-- Begin --

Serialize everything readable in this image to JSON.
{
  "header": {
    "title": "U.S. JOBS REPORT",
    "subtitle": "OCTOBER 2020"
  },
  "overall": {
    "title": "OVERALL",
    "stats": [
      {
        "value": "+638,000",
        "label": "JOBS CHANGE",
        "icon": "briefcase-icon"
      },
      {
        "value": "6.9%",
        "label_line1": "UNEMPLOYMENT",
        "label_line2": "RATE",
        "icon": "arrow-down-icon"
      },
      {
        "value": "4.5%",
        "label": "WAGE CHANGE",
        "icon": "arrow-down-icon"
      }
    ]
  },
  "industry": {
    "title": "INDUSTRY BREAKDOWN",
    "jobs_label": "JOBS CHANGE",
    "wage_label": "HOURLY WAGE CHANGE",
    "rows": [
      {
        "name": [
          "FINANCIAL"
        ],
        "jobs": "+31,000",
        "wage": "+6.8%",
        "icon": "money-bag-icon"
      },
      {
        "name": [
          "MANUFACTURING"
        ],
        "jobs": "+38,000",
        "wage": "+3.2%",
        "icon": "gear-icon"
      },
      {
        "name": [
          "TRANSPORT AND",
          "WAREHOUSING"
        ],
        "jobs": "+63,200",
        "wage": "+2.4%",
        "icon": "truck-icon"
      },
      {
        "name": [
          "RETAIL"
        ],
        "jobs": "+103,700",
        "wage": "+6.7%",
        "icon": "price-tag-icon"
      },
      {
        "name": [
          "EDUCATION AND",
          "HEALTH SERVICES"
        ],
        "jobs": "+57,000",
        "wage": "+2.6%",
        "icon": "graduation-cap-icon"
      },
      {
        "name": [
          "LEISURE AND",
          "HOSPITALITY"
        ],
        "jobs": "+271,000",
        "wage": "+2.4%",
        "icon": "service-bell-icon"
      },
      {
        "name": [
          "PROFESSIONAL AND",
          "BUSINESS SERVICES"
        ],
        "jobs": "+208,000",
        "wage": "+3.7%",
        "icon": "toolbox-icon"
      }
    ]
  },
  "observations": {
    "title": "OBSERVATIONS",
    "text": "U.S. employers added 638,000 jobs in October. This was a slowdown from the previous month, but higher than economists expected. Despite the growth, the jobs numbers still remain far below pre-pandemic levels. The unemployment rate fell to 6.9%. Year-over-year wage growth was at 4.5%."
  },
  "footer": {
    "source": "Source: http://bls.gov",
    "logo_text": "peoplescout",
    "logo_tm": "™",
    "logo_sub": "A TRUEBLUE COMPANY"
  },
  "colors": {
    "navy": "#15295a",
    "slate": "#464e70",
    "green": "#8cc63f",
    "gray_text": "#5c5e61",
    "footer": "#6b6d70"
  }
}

-- End --

**Directive:**
Extract all lines containing the word "SERVICES".

**The solution:**
          "HEALTH SERVICES"
          "BUSINESS SERVICES"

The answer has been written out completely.